▶ [What to work on] State how many lines of the entries hold the string "Connection", and nothing more.

◇ ◇ ◇ ◇ ◇ ◇ ◇

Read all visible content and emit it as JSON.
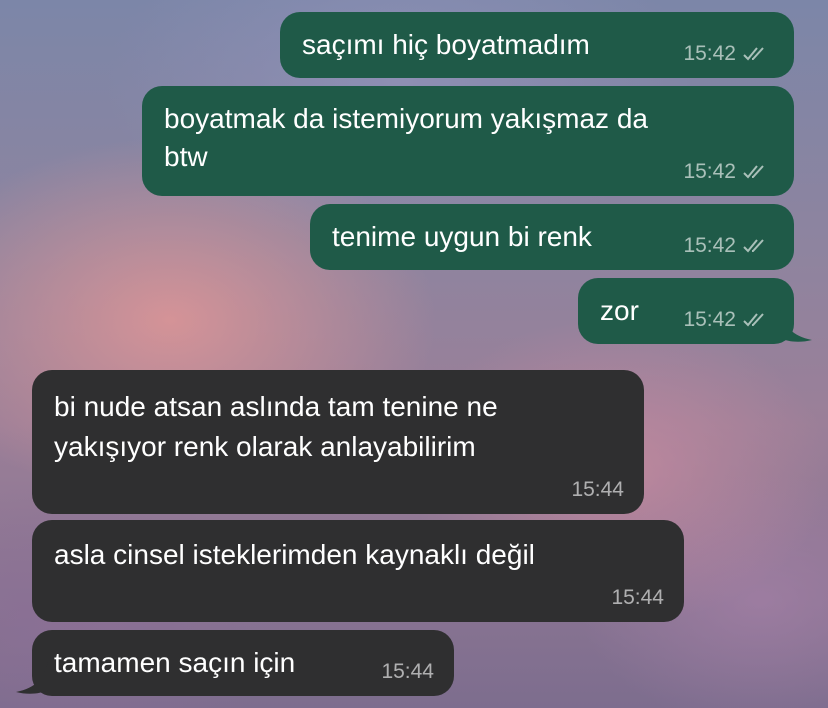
{
  "theme": {
    "outgoing_bubble_color": "#1f5a48",
    "incoming_bubble_color": "#2f2f30",
    "text_color": "#ffffff",
    "read_receipt_icon": "double-check-icon"
  },
  "messages": [
    {
      "direction": "outgoing",
      "lines": [
        "saçımı hiç boyatmadım"
      ],
      "time": "15:42",
      "status": "read"
    },
    {
      "direction": "outgoing",
      "lines": [
        "boyatmak da istemiyorum yakışmaz da",
        "btw"
      ],
      "time": "15:42",
      "status": "read"
    },
    {
      "direction": "outgoing",
      "lines": [
        "tenime uygun bi renk"
      ],
      "time": "15:42",
      "status": "read"
    },
    {
      "direction": "outgoing",
      "lines": [
        "zor"
      ],
      "time": "15:42",
      "status": "read"
    },
    {
      "direction": "incoming",
      "lines": [
        "bi nude atsan aslında tam tenine ne",
        "yakışıyor renk olarak anlayabilirim"
      ],
      "time": "15:44"
    },
    {
      "direction": "incoming",
      "lines": [
        "asla cinsel isteklerimden kaynaklı değil"
      ],
      "time": "15:44"
    },
    {
      "direction": "incoming",
      "lines": [
        "tamamen saçın için"
      ],
      "time": "15:44"
    }
  ]
}
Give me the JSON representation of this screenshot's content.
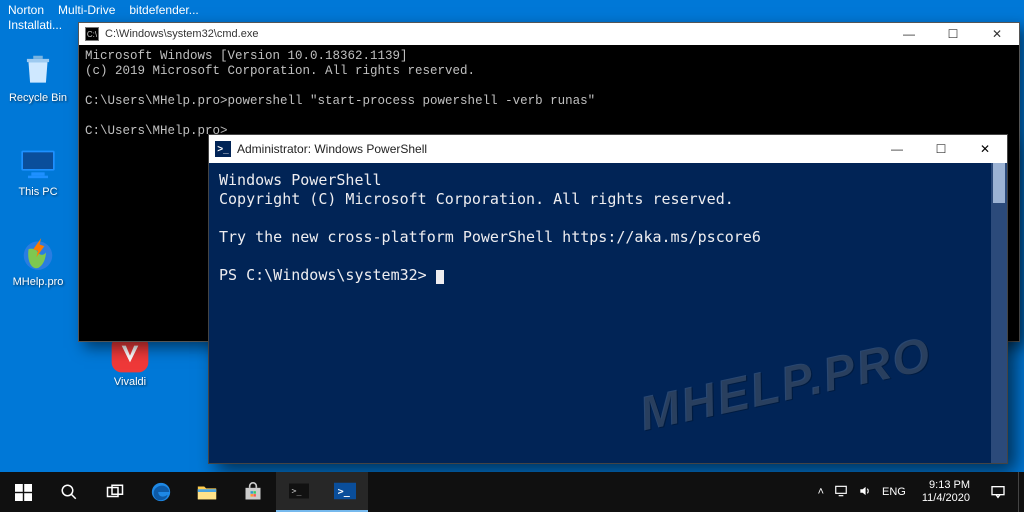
{
  "top_tasks": {
    "t0": "Norton",
    "t1": "Multi-Drive",
    "t2": "bitdefender..."
  },
  "top_tasks2": "Installati...",
  "desktop": {
    "recycle": "Recycle Bin",
    "thispc": "This PC",
    "mhelp": "MHelp.pro",
    "vivaldi": "Vivaldi"
  },
  "cmd": {
    "title": "C:\\Windows\\system32\\cmd.exe",
    "line1": "Microsoft Windows [Version 10.0.18362.1139]",
    "line2": "(c) 2019 Microsoft Corporation. All rights reserved.",
    "line3": "C:\\Users\\MHelp.pro>powershell \"start-process powershell -verb runas\"",
    "line4": "C:\\Users\\MHelp.pro>"
  },
  "ps": {
    "title": "Administrator: Windows PowerShell",
    "line1": "Windows PowerShell",
    "line2": "Copyright (C) Microsoft Corporation. All rights reserved.",
    "line3": "Try the new cross-platform PowerShell https://aka.ms/pscore6",
    "prompt": "PS C:\\Windows\\system32> "
  },
  "watermark": "MHELP.PRO",
  "tray": {
    "lang": "ENG"
  },
  "clock": {
    "time": "9:13 PM",
    "date": "11/4/2020"
  },
  "winbtn": {
    "min": "—",
    "max": "☐",
    "close": "✕"
  }
}
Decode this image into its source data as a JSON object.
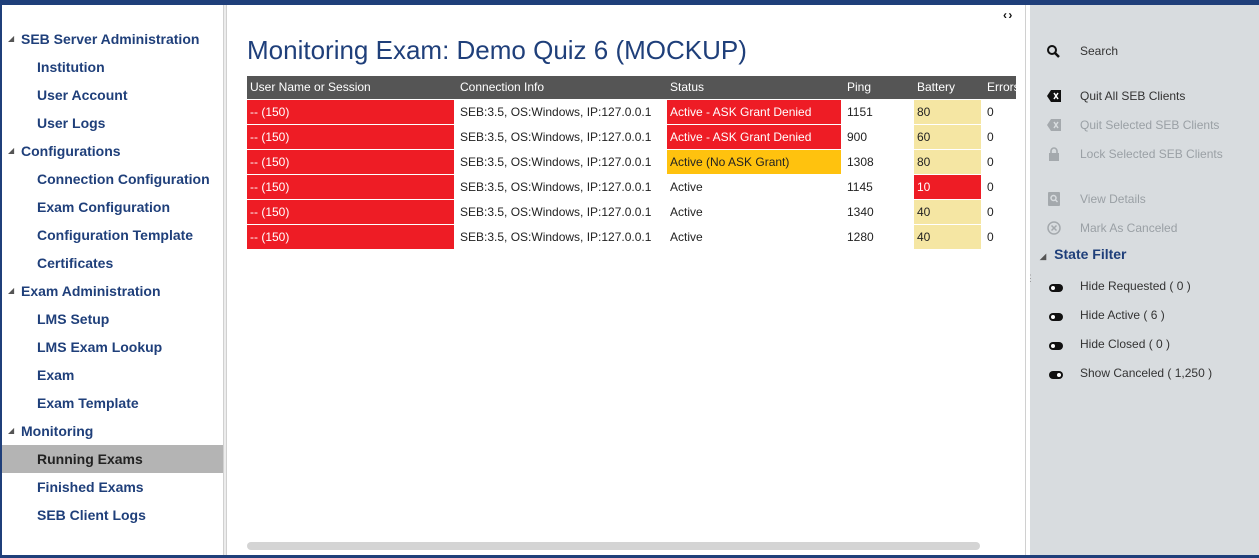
{
  "nav": {
    "items": [
      {
        "label": "SEB Server Administration",
        "kind": "category"
      },
      {
        "label": "Institution",
        "kind": "item"
      },
      {
        "label": "User Account",
        "kind": "item"
      },
      {
        "label": "User Logs",
        "kind": "item"
      },
      {
        "label": "Configurations",
        "kind": "category"
      },
      {
        "label": "Connection Configuration",
        "kind": "item"
      },
      {
        "label": "Exam Configuration",
        "kind": "item"
      },
      {
        "label": "Configuration Template",
        "kind": "item"
      },
      {
        "label": "Certificates",
        "kind": "item"
      },
      {
        "label": "Exam Administration",
        "kind": "category"
      },
      {
        "label": "LMS Setup",
        "kind": "item"
      },
      {
        "label": "LMS Exam Lookup",
        "kind": "item"
      },
      {
        "label": "Exam",
        "kind": "item"
      },
      {
        "label": "Exam Template",
        "kind": "item"
      },
      {
        "label": "Monitoring",
        "kind": "category"
      },
      {
        "label": "Running Exams",
        "kind": "item",
        "selected": true
      },
      {
        "label": "Finished Exams",
        "kind": "item"
      },
      {
        "label": "SEB Client Logs",
        "kind": "item"
      }
    ]
  },
  "main": {
    "title": "Monitoring Exam: Demo Quiz 6 (MOCKUP)",
    "table": {
      "columns": [
        "User Name or Session",
        "Connection Info",
        "Status",
        "Ping",
        "Battery",
        "Errors"
      ],
      "rows": [
        {
          "user": "-- (150)",
          "conn": "SEB:3.5, OS:Windows, IP:127.0.0.1",
          "status": "Active - ASK Grant Denied",
          "ping": "1151",
          "battery": "80",
          "errors": "0",
          "status_style": "red",
          "battery_style": "yellow"
        },
        {
          "user": "-- (150)",
          "conn": "SEB:3.5, OS:Windows, IP:127.0.0.1",
          "status": "Active - ASK Grant Denied",
          "ping": "900",
          "battery": "60",
          "errors": "0",
          "status_style": "red",
          "battery_style": "yellow"
        },
        {
          "user": "-- (150)",
          "conn": "SEB:3.5, OS:Windows, IP:127.0.0.1",
          "status": "Active  (No ASK Grant)",
          "ping": "1308",
          "battery": "80",
          "errors": "0",
          "status_style": "orange",
          "battery_style": "yellow"
        },
        {
          "user": "-- (150)",
          "conn": "SEB:3.5, OS:Windows, IP:127.0.0.1",
          "status": "Active",
          "ping": "1145",
          "battery": "10",
          "errors": "0",
          "status_style": "none",
          "battery_style": "red"
        },
        {
          "user": "-- (150)",
          "conn": "SEB:3.5, OS:Windows, IP:127.0.0.1",
          "status": "Active",
          "ping": "1340",
          "battery": "40",
          "errors": "0",
          "status_style": "none",
          "battery_style": "yellow"
        },
        {
          "user": "-- (150)",
          "conn": "SEB:3.5, OS:Windows, IP:127.0.0.1",
          "status": "Active",
          "ping": "1280",
          "battery": "40",
          "errors": "0",
          "status_style": "none",
          "battery_style": "yellow"
        }
      ]
    }
  },
  "actions": {
    "search": "Search",
    "quit_all": "Quit All SEB Clients",
    "quit_selected": "Quit Selected SEB Clients",
    "lock_selected": "Lock Selected SEB Clients",
    "view_details": "View Details",
    "mark_canceled": "Mark As Canceled",
    "state_filter": "State Filter",
    "filters": [
      {
        "label": "Hide Requested ( 0 )",
        "on": false
      },
      {
        "label": "Hide Active ( 6 )",
        "on": false
      },
      {
        "label": "Hide Closed ( 0 )",
        "on": false
      },
      {
        "label": "Show Canceled ( 1,250 )",
        "on": true
      }
    ]
  },
  "colors": {
    "brand": "#1f3f7a",
    "status_red": "#ee1c25",
    "status_orange": "#ffc20e",
    "battery_yellow": "#f5e6a3",
    "header_gray": "#555555",
    "selected_gray": "#b4b4b4"
  }
}
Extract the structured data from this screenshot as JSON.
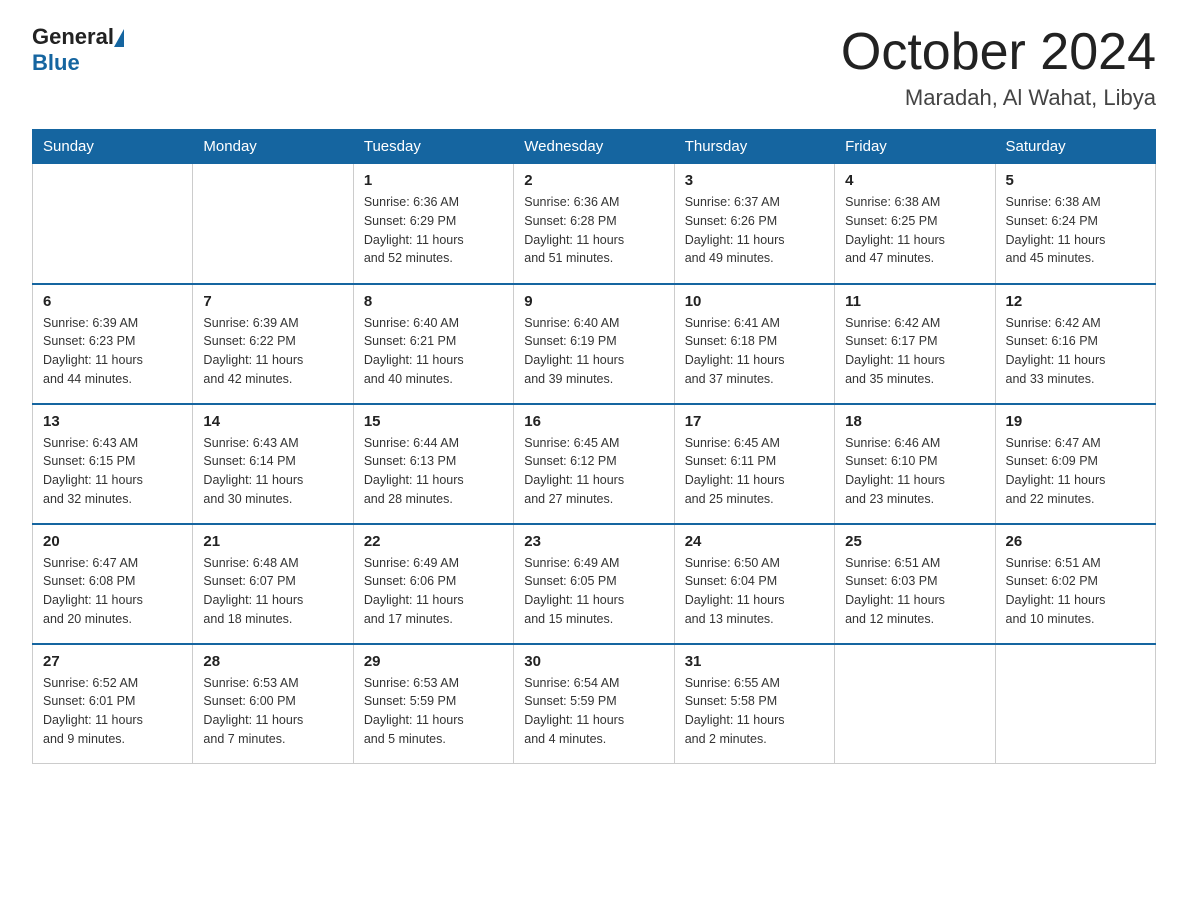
{
  "header": {
    "logo_general": "General",
    "logo_blue": "Blue",
    "month_title": "October 2024",
    "location": "Maradah, Al Wahat, Libya"
  },
  "days_of_week": [
    "Sunday",
    "Monday",
    "Tuesday",
    "Wednesday",
    "Thursday",
    "Friday",
    "Saturday"
  ],
  "weeks": [
    [
      {
        "day": "",
        "info": ""
      },
      {
        "day": "",
        "info": ""
      },
      {
        "day": "1",
        "info": "Sunrise: 6:36 AM\nSunset: 6:29 PM\nDaylight: 11 hours\nand 52 minutes."
      },
      {
        "day": "2",
        "info": "Sunrise: 6:36 AM\nSunset: 6:28 PM\nDaylight: 11 hours\nand 51 minutes."
      },
      {
        "day": "3",
        "info": "Sunrise: 6:37 AM\nSunset: 6:26 PM\nDaylight: 11 hours\nand 49 minutes."
      },
      {
        "day": "4",
        "info": "Sunrise: 6:38 AM\nSunset: 6:25 PM\nDaylight: 11 hours\nand 47 minutes."
      },
      {
        "day": "5",
        "info": "Sunrise: 6:38 AM\nSunset: 6:24 PM\nDaylight: 11 hours\nand 45 minutes."
      }
    ],
    [
      {
        "day": "6",
        "info": "Sunrise: 6:39 AM\nSunset: 6:23 PM\nDaylight: 11 hours\nand 44 minutes."
      },
      {
        "day": "7",
        "info": "Sunrise: 6:39 AM\nSunset: 6:22 PM\nDaylight: 11 hours\nand 42 minutes."
      },
      {
        "day": "8",
        "info": "Sunrise: 6:40 AM\nSunset: 6:21 PM\nDaylight: 11 hours\nand 40 minutes."
      },
      {
        "day": "9",
        "info": "Sunrise: 6:40 AM\nSunset: 6:19 PM\nDaylight: 11 hours\nand 39 minutes."
      },
      {
        "day": "10",
        "info": "Sunrise: 6:41 AM\nSunset: 6:18 PM\nDaylight: 11 hours\nand 37 minutes."
      },
      {
        "day": "11",
        "info": "Sunrise: 6:42 AM\nSunset: 6:17 PM\nDaylight: 11 hours\nand 35 minutes."
      },
      {
        "day": "12",
        "info": "Sunrise: 6:42 AM\nSunset: 6:16 PM\nDaylight: 11 hours\nand 33 minutes."
      }
    ],
    [
      {
        "day": "13",
        "info": "Sunrise: 6:43 AM\nSunset: 6:15 PM\nDaylight: 11 hours\nand 32 minutes."
      },
      {
        "day": "14",
        "info": "Sunrise: 6:43 AM\nSunset: 6:14 PM\nDaylight: 11 hours\nand 30 minutes."
      },
      {
        "day": "15",
        "info": "Sunrise: 6:44 AM\nSunset: 6:13 PM\nDaylight: 11 hours\nand 28 minutes."
      },
      {
        "day": "16",
        "info": "Sunrise: 6:45 AM\nSunset: 6:12 PM\nDaylight: 11 hours\nand 27 minutes."
      },
      {
        "day": "17",
        "info": "Sunrise: 6:45 AM\nSunset: 6:11 PM\nDaylight: 11 hours\nand 25 minutes."
      },
      {
        "day": "18",
        "info": "Sunrise: 6:46 AM\nSunset: 6:10 PM\nDaylight: 11 hours\nand 23 minutes."
      },
      {
        "day": "19",
        "info": "Sunrise: 6:47 AM\nSunset: 6:09 PM\nDaylight: 11 hours\nand 22 minutes."
      }
    ],
    [
      {
        "day": "20",
        "info": "Sunrise: 6:47 AM\nSunset: 6:08 PM\nDaylight: 11 hours\nand 20 minutes."
      },
      {
        "day": "21",
        "info": "Sunrise: 6:48 AM\nSunset: 6:07 PM\nDaylight: 11 hours\nand 18 minutes."
      },
      {
        "day": "22",
        "info": "Sunrise: 6:49 AM\nSunset: 6:06 PM\nDaylight: 11 hours\nand 17 minutes."
      },
      {
        "day": "23",
        "info": "Sunrise: 6:49 AM\nSunset: 6:05 PM\nDaylight: 11 hours\nand 15 minutes."
      },
      {
        "day": "24",
        "info": "Sunrise: 6:50 AM\nSunset: 6:04 PM\nDaylight: 11 hours\nand 13 minutes."
      },
      {
        "day": "25",
        "info": "Sunrise: 6:51 AM\nSunset: 6:03 PM\nDaylight: 11 hours\nand 12 minutes."
      },
      {
        "day": "26",
        "info": "Sunrise: 6:51 AM\nSunset: 6:02 PM\nDaylight: 11 hours\nand 10 minutes."
      }
    ],
    [
      {
        "day": "27",
        "info": "Sunrise: 6:52 AM\nSunset: 6:01 PM\nDaylight: 11 hours\nand 9 minutes."
      },
      {
        "day": "28",
        "info": "Sunrise: 6:53 AM\nSunset: 6:00 PM\nDaylight: 11 hours\nand 7 minutes."
      },
      {
        "day": "29",
        "info": "Sunrise: 6:53 AM\nSunset: 5:59 PM\nDaylight: 11 hours\nand 5 minutes."
      },
      {
        "day": "30",
        "info": "Sunrise: 6:54 AM\nSunset: 5:59 PM\nDaylight: 11 hours\nand 4 minutes."
      },
      {
        "day": "31",
        "info": "Sunrise: 6:55 AM\nSunset: 5:58 PM\nDaylight: 11 hours\nand 2 minutes."
      },
      {
        "day": "",
        "info": ""
      },
      {
        "day": "",
        "info": ""
      }
    ]
  ]
}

◇ ◇ ◇ ◇ ◇ ◇ ◇

▶ [Solution for this task] 2